AIM OF THE EXERCISE: Say how many lines in the data below contain the word "this", and give no other text.

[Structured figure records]
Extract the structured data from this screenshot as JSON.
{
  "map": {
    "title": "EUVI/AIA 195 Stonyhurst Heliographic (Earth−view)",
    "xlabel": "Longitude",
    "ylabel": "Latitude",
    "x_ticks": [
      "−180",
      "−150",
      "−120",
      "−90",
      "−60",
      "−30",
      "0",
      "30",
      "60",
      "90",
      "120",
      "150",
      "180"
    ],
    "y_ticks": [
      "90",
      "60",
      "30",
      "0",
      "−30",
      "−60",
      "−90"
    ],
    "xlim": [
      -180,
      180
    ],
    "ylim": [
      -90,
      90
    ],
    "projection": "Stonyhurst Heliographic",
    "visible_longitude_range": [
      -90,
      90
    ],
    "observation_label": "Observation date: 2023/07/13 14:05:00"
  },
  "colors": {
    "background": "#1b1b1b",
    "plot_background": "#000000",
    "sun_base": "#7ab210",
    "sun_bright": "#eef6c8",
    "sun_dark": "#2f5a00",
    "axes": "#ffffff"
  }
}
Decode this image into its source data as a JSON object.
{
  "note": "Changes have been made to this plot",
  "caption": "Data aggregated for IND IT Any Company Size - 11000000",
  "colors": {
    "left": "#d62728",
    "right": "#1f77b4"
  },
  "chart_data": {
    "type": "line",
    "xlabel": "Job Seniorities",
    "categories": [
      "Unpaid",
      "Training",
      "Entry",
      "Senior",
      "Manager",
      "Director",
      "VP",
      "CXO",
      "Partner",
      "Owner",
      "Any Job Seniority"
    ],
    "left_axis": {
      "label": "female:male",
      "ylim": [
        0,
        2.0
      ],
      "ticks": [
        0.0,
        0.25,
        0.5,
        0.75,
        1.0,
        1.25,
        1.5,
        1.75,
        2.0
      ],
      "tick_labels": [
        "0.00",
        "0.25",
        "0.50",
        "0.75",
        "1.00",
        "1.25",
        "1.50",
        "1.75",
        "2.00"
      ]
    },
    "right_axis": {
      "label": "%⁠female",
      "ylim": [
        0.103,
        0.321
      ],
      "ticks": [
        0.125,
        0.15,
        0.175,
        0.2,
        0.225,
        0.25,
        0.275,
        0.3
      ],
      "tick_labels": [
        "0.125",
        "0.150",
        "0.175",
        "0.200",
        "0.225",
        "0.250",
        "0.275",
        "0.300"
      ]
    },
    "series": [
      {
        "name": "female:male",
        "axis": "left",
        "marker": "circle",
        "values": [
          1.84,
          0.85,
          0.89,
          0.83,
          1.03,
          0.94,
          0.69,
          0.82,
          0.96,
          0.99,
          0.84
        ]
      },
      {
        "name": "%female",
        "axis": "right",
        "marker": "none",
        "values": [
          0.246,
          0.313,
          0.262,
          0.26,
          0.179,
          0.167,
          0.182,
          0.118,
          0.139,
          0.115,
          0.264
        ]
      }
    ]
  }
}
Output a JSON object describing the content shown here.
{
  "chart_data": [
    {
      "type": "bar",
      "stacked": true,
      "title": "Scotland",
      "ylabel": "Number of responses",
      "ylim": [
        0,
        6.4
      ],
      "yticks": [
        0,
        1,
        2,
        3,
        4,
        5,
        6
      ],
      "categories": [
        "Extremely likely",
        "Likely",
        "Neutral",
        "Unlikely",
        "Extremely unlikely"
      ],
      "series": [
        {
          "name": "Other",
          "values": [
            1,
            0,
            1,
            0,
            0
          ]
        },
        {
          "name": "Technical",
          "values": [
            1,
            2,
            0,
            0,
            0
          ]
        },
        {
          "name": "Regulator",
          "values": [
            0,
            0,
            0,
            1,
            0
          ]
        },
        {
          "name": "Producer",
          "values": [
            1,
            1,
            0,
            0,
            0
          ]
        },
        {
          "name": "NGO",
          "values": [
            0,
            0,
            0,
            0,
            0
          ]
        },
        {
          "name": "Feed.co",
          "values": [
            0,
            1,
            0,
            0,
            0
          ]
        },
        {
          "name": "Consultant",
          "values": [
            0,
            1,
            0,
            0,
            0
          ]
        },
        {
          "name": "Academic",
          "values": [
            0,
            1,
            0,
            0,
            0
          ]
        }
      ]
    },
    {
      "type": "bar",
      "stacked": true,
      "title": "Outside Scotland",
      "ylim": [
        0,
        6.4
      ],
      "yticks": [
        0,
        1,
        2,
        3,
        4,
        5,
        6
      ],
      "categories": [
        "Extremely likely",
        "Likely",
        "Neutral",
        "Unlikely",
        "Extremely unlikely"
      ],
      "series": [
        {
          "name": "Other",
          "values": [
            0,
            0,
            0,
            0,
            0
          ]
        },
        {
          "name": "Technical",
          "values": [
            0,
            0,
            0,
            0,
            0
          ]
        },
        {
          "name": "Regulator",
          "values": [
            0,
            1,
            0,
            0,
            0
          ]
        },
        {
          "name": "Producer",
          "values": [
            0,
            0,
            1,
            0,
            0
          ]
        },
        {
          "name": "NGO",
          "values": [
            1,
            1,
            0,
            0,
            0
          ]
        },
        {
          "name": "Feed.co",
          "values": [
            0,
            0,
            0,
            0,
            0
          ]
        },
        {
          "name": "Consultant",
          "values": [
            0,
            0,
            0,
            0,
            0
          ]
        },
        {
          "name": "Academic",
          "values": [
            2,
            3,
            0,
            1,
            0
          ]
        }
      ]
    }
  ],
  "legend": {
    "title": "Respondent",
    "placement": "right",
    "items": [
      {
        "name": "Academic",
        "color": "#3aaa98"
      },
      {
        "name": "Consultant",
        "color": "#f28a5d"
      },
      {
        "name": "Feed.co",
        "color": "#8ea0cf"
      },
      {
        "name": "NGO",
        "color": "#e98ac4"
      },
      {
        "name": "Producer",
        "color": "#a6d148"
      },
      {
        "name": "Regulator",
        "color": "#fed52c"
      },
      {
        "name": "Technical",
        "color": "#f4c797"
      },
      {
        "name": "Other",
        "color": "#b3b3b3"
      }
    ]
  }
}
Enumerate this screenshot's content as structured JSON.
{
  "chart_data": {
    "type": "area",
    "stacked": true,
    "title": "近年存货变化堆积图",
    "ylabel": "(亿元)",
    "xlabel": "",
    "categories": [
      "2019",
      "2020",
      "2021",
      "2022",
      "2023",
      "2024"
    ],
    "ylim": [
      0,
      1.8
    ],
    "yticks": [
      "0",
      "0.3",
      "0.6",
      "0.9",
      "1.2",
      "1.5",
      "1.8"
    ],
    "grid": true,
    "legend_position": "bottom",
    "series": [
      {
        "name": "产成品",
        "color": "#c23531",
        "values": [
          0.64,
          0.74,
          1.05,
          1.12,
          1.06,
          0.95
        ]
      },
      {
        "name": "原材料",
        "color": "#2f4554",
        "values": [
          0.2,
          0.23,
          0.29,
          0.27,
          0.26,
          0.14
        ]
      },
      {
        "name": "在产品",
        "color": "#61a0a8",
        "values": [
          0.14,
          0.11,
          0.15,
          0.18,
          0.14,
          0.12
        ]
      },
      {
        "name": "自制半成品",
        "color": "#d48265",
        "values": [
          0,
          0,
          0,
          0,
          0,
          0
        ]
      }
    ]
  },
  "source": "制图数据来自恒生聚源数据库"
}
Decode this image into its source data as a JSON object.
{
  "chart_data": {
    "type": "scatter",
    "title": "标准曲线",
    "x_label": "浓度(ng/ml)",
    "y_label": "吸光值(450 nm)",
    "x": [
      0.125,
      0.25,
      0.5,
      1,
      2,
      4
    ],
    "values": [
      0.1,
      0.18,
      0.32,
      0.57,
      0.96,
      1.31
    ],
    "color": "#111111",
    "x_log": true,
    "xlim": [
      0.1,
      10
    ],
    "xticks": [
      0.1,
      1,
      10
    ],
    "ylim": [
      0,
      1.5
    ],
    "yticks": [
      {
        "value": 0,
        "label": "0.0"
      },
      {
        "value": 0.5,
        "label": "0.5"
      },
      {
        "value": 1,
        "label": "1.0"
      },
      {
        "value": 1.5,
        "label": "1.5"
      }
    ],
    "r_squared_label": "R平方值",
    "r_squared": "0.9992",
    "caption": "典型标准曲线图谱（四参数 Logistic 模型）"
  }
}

COMPLETE ANSWER: 5